◆ **Objective**
Show all lines holding "reduce".

◆ **Material for the task**

__________________________________________________

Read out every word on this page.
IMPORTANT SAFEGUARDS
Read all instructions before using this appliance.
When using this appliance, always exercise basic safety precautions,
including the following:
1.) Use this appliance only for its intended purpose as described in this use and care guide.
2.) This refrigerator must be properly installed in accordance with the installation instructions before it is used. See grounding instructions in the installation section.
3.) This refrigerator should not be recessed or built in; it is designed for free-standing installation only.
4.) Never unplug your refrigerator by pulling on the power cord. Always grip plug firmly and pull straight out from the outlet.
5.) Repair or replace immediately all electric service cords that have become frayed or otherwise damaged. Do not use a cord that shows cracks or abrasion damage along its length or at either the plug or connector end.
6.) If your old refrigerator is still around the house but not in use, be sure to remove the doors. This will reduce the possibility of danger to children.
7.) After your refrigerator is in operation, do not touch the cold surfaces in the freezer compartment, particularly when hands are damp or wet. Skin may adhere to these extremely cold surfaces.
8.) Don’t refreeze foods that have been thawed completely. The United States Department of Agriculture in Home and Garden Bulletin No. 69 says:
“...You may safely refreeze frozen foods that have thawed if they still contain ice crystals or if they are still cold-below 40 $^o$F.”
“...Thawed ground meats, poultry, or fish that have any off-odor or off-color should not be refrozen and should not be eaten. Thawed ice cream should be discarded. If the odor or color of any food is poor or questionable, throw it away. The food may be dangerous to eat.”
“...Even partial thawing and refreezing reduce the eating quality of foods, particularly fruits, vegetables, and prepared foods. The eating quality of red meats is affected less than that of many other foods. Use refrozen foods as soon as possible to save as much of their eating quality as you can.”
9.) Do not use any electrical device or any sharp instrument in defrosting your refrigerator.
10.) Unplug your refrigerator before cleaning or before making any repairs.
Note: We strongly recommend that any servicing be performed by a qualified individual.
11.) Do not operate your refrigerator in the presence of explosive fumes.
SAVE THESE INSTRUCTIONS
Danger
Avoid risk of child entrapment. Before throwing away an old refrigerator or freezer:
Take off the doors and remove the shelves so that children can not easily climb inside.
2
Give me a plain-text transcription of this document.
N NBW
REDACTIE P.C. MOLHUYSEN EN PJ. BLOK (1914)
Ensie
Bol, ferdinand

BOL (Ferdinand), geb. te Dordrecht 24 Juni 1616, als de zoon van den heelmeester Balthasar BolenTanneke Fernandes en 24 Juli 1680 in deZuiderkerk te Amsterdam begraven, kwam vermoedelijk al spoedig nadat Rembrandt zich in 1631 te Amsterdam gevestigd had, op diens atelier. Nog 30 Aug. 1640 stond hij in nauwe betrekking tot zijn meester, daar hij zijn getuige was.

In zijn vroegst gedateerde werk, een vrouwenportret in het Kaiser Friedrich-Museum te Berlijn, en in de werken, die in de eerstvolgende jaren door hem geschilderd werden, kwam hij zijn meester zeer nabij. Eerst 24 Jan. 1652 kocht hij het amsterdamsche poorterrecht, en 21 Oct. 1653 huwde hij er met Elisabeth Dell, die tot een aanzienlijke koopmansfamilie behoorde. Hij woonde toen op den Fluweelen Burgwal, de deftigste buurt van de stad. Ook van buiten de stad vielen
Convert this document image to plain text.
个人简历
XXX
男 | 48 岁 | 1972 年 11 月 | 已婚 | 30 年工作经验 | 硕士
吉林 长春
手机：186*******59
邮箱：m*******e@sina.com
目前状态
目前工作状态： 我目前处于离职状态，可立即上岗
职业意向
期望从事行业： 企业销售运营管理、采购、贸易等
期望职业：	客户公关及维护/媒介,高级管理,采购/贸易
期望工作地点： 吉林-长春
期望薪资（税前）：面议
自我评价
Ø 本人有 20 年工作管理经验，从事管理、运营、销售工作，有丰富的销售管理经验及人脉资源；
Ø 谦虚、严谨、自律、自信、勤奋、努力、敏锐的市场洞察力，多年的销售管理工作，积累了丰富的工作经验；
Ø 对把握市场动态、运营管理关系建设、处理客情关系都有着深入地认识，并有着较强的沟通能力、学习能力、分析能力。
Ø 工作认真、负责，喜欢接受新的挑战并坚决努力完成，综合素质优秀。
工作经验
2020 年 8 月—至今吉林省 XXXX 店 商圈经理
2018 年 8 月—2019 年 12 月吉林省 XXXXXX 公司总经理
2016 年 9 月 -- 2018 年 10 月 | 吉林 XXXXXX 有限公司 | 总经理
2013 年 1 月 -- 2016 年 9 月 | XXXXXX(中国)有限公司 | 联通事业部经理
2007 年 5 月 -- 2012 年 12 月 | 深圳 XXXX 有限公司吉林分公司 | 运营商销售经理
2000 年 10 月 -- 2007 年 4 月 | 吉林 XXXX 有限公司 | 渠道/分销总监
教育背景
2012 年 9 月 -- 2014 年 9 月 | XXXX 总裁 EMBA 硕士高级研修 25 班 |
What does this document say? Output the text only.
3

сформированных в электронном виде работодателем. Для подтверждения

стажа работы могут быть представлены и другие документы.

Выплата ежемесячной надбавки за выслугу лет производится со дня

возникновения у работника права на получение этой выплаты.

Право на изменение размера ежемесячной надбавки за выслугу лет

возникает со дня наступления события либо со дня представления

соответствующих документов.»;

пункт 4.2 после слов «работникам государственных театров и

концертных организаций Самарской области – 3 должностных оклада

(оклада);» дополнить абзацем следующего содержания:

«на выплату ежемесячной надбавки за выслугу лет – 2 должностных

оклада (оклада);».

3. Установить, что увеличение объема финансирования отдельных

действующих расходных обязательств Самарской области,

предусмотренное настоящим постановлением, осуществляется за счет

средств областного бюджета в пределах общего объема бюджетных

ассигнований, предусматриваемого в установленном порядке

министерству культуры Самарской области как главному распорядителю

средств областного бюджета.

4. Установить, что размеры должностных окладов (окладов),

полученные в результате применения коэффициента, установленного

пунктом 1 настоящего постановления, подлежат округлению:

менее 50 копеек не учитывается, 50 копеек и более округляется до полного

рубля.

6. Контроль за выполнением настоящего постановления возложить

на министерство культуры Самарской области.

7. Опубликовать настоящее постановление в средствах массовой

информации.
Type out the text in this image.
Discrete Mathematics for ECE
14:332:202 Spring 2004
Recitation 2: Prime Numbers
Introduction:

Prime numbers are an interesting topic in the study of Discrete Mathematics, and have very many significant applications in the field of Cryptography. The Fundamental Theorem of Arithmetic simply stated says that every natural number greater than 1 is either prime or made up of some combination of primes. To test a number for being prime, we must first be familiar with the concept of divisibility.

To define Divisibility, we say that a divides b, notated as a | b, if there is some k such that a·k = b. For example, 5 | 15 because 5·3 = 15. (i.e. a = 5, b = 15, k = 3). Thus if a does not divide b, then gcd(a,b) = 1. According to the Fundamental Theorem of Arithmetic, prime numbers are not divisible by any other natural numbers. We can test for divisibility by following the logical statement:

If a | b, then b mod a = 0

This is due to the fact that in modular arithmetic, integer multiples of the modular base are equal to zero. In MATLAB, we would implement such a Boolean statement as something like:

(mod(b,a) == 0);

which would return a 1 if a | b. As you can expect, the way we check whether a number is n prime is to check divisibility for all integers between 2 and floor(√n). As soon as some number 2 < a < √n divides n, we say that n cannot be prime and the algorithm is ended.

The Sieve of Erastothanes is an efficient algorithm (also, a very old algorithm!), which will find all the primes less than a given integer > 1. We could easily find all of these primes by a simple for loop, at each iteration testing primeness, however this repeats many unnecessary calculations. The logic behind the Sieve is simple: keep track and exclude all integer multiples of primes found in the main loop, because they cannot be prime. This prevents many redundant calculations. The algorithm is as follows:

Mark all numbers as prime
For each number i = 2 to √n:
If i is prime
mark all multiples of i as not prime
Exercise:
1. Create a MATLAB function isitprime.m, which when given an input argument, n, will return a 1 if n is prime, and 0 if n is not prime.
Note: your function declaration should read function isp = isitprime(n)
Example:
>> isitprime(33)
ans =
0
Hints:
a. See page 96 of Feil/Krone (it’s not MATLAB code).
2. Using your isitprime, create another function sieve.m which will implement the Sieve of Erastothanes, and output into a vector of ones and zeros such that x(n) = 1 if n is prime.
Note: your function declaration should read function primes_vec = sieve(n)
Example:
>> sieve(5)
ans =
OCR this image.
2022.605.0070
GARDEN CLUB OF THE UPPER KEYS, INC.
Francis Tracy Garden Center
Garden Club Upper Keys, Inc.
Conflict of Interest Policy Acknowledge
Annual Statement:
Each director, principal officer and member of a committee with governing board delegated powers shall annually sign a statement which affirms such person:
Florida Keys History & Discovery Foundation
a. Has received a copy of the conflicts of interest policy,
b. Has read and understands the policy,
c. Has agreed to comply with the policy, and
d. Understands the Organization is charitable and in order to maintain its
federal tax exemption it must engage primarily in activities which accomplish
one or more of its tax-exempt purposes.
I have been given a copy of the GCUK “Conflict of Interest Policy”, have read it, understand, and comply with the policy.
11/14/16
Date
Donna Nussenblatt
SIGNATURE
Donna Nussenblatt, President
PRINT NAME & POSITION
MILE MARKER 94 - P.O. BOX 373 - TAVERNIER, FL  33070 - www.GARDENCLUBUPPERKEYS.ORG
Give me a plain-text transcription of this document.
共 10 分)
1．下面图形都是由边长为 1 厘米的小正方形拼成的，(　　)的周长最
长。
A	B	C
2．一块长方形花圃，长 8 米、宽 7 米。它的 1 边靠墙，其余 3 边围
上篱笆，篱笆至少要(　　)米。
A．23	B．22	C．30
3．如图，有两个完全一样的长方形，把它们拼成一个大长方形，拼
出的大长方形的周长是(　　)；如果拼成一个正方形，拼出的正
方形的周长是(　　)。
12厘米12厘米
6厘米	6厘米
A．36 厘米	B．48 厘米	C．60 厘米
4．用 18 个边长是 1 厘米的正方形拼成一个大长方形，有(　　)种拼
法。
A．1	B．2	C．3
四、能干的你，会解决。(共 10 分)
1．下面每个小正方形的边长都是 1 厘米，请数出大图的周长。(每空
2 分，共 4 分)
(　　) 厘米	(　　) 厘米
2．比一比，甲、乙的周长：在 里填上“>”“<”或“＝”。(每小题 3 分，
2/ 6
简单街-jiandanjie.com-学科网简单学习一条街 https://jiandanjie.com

__________________________________________________

◆ **Answer**
6.) If your old refrigerator is still around the house but not in use, be sure to remove the doors. This will reduce the possibility of danger to children.
“...Even partial thawing and refreezing reduce the eating quality of foods, particularly fruits, vegetables, and prepared foods. The eating quality of red meats is affected less than that of many other foods. Use refrozen foods as soon as possible to save as much of their eating quality as you can.”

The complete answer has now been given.